▶ [Challenge]
Show all lines from the listing below that contain "Tillatt".

▶ [Material]
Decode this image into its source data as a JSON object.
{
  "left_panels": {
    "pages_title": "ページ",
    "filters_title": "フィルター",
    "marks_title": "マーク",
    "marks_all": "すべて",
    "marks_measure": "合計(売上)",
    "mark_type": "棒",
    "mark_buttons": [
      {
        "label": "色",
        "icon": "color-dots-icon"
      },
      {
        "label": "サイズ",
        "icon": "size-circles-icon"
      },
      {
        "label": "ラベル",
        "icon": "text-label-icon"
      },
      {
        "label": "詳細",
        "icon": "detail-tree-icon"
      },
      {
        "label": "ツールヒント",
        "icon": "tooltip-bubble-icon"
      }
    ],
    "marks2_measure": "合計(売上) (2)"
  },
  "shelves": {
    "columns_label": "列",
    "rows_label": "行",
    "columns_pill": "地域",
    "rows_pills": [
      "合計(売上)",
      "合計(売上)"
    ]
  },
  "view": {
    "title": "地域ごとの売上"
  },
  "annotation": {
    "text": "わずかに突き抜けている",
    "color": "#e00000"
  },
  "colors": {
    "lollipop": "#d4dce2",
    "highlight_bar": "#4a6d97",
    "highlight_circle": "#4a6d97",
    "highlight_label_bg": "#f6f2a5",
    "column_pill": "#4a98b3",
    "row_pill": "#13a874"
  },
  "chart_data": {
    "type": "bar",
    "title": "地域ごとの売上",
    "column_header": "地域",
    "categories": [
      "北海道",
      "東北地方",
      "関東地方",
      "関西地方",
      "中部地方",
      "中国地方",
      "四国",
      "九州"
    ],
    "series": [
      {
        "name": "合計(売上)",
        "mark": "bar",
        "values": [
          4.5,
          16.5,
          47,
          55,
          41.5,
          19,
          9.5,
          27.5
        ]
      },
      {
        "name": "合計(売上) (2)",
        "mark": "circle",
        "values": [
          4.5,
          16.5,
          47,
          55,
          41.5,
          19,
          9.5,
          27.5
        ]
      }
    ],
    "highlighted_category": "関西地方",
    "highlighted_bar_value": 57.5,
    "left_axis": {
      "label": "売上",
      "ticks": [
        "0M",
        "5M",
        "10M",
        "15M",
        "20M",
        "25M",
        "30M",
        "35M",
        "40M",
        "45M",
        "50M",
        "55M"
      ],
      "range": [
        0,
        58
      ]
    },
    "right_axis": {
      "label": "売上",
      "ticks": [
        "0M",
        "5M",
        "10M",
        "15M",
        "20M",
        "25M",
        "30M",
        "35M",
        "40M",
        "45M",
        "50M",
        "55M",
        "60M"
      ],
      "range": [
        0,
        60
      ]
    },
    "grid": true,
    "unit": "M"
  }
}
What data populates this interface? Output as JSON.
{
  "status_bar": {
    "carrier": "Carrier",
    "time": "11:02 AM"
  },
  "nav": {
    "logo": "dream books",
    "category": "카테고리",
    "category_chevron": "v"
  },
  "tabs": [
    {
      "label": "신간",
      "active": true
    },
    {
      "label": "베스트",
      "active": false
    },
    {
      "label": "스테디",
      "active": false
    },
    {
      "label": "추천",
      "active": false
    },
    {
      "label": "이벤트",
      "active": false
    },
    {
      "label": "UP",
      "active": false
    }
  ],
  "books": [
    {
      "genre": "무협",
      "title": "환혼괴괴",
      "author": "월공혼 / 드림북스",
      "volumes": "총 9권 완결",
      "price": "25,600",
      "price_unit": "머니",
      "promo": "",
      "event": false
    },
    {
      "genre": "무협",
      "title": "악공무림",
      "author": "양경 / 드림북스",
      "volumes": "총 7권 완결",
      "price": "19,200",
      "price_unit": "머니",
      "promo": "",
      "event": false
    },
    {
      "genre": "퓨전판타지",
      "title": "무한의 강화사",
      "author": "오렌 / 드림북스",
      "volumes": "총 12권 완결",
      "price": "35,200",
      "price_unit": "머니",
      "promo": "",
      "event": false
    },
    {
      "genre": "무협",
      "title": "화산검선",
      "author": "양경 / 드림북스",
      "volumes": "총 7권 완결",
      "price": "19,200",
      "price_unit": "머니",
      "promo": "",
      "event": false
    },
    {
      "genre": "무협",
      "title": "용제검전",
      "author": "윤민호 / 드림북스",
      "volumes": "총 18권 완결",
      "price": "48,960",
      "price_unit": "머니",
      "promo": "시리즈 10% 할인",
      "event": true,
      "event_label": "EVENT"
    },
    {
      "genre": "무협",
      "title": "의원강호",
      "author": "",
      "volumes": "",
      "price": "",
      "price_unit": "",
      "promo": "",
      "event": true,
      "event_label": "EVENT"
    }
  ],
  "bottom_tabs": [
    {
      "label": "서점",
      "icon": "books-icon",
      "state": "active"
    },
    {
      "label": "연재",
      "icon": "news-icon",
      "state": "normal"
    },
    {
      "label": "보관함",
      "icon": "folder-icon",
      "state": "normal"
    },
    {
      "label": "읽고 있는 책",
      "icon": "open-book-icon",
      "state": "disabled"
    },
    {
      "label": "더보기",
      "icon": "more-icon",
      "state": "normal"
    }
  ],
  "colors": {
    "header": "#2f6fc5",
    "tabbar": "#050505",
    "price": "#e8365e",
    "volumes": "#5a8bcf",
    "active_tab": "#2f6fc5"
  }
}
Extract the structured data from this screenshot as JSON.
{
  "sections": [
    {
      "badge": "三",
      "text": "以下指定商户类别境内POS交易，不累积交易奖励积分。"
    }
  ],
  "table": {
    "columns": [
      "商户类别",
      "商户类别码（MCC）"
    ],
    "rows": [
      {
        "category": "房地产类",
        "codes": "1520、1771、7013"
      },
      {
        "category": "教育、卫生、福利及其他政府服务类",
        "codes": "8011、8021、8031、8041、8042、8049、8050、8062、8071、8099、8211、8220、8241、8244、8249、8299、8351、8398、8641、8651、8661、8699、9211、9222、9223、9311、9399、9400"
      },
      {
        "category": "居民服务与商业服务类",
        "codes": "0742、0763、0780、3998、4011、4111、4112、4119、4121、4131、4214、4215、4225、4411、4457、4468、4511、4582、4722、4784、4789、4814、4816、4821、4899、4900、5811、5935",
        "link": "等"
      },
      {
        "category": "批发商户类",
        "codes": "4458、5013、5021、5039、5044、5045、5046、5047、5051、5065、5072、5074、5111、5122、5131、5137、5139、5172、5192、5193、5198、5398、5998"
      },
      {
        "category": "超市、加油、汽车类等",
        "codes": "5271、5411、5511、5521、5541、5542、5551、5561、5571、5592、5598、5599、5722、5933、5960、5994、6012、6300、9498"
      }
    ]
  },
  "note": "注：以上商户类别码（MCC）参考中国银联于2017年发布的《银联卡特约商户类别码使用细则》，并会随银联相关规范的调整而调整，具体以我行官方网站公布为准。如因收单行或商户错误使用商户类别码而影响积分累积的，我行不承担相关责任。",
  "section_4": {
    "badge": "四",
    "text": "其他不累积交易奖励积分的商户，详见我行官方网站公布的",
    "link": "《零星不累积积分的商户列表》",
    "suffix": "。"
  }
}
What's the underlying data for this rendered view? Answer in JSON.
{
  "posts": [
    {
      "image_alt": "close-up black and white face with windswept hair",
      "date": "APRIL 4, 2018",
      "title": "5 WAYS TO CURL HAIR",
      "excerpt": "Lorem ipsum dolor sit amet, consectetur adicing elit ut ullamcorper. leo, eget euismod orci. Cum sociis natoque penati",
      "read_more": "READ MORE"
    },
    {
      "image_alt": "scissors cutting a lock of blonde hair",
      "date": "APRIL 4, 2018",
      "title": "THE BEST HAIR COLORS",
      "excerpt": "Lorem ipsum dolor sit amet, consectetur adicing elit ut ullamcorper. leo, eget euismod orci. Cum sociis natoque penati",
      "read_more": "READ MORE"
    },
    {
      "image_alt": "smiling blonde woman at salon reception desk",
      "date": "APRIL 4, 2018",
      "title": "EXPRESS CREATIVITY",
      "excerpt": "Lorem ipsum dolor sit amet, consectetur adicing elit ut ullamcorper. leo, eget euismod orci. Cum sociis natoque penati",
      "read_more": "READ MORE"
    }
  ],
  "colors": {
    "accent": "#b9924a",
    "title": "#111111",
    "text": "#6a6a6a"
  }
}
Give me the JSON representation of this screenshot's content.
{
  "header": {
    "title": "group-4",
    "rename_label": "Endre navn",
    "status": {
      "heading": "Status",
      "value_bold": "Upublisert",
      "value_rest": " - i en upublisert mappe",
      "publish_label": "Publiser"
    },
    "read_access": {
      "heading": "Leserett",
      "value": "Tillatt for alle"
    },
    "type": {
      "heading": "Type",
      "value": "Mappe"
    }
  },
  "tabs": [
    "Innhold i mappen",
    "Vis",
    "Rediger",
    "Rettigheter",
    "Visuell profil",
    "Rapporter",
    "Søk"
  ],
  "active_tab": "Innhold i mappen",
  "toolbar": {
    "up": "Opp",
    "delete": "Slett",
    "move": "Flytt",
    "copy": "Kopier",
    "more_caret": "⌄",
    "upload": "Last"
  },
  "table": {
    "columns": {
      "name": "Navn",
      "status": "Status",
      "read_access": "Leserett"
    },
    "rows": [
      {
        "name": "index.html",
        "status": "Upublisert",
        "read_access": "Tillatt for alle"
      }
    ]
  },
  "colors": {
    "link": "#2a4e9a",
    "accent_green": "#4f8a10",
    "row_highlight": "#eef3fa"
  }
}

▶ [Exercise result]
      "value": "Tillatt for alle"
        "read_access": "Tillatt for alle"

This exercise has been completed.